GOAL:
Records follow. Select each line holding "года".

— START OF DATA FOR PROCESSING —

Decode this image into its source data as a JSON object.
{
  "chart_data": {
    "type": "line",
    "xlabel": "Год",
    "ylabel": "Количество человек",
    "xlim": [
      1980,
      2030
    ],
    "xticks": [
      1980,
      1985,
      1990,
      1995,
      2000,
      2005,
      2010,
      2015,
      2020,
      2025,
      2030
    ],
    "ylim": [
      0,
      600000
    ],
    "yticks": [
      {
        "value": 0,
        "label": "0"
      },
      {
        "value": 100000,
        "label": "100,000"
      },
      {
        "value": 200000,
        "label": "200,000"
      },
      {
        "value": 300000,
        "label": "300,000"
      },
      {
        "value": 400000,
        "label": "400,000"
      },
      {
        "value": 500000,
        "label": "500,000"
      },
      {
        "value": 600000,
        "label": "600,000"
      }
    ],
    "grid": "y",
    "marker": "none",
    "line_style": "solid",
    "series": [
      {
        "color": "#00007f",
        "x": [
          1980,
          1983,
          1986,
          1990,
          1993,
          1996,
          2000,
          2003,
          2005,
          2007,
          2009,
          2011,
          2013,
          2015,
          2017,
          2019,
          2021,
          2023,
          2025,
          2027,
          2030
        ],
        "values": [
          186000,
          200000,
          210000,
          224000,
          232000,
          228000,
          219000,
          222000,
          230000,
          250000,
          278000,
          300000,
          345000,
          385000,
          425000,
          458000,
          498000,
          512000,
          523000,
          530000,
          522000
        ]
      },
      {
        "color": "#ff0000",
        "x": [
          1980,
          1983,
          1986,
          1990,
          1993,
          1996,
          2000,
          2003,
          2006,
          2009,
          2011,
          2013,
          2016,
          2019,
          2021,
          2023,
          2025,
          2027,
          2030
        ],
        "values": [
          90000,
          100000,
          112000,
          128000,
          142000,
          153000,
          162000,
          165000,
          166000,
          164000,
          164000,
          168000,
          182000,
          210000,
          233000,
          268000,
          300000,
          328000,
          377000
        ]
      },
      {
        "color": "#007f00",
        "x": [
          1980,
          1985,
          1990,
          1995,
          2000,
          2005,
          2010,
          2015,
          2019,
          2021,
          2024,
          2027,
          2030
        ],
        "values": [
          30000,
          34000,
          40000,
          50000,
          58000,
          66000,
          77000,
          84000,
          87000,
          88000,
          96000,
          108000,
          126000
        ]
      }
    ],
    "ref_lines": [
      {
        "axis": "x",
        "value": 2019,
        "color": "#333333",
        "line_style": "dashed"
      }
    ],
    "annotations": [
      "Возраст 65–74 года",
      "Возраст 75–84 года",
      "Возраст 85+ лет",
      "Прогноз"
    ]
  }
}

— END OF DATA FOR PROCESSING —

THE COMPLETED TASK:
      "Возраст 65–74 года",
      "Возраст 75–84 года",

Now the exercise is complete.